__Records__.
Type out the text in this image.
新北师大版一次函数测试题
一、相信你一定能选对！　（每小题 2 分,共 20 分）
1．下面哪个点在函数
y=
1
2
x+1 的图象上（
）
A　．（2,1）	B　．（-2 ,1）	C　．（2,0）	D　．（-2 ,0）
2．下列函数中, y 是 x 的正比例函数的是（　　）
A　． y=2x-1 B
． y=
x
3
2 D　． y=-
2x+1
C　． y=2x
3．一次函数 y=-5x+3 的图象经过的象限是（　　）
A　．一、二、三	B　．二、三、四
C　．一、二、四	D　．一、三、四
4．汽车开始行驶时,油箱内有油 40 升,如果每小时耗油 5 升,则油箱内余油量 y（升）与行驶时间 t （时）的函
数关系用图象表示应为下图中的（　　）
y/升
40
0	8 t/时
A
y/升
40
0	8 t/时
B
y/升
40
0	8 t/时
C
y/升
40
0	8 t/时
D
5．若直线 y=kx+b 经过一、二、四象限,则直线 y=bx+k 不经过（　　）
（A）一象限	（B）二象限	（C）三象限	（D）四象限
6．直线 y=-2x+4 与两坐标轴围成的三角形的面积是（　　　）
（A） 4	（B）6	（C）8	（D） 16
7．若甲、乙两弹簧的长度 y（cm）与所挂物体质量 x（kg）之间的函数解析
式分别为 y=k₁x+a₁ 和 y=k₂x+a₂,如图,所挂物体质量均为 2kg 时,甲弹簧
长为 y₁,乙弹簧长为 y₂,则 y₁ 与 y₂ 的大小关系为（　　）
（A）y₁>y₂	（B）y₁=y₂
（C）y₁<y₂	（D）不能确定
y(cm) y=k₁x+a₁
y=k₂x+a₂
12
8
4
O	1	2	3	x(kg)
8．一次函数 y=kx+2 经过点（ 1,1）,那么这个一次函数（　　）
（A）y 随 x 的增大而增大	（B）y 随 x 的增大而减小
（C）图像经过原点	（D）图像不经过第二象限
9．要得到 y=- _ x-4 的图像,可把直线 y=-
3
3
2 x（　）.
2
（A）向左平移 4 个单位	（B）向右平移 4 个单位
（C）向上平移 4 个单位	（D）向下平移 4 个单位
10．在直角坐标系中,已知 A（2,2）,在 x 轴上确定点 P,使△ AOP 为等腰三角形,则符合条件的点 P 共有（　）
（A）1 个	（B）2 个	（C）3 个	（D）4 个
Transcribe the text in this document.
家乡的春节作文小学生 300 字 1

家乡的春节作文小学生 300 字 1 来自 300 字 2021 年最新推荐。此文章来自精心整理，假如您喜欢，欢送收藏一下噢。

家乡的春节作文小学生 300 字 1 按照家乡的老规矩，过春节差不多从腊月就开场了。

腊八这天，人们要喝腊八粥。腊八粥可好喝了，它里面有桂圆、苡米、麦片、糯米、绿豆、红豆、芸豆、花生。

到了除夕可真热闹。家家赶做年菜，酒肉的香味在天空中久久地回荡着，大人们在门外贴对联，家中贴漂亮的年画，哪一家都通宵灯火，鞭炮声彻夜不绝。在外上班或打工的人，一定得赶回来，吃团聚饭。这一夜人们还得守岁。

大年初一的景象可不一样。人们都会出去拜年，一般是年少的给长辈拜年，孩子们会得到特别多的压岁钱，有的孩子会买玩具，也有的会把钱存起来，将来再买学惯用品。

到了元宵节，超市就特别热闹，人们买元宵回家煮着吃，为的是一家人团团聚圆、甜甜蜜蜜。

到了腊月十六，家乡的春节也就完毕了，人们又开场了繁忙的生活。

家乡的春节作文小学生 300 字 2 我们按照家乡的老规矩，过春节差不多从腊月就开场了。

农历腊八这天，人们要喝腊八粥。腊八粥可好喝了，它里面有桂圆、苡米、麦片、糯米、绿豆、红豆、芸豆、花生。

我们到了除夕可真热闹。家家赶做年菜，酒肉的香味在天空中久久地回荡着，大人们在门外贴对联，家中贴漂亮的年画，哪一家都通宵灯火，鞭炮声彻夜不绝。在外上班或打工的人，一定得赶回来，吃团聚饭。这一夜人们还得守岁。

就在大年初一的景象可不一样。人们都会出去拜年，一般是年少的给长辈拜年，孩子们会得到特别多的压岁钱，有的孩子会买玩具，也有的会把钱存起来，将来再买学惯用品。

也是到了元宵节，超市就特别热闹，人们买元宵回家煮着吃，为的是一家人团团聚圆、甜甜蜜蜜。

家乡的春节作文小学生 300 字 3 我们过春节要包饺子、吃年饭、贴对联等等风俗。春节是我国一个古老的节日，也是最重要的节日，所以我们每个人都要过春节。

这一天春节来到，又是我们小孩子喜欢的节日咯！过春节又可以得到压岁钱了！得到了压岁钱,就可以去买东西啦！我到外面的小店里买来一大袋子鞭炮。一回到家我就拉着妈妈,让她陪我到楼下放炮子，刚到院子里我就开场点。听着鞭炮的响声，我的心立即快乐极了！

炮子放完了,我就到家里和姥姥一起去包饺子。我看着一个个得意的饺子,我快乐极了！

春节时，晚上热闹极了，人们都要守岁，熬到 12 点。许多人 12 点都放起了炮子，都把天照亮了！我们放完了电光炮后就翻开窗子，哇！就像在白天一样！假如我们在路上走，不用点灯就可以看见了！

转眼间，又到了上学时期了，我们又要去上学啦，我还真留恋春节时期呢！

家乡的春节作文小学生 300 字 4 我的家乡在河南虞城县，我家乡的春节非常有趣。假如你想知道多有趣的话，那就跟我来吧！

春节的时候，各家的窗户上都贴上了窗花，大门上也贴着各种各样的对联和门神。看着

__Task directions__. In the entries above, count each line holding "this" and report the total and nothing more.

__Expected answer__. 2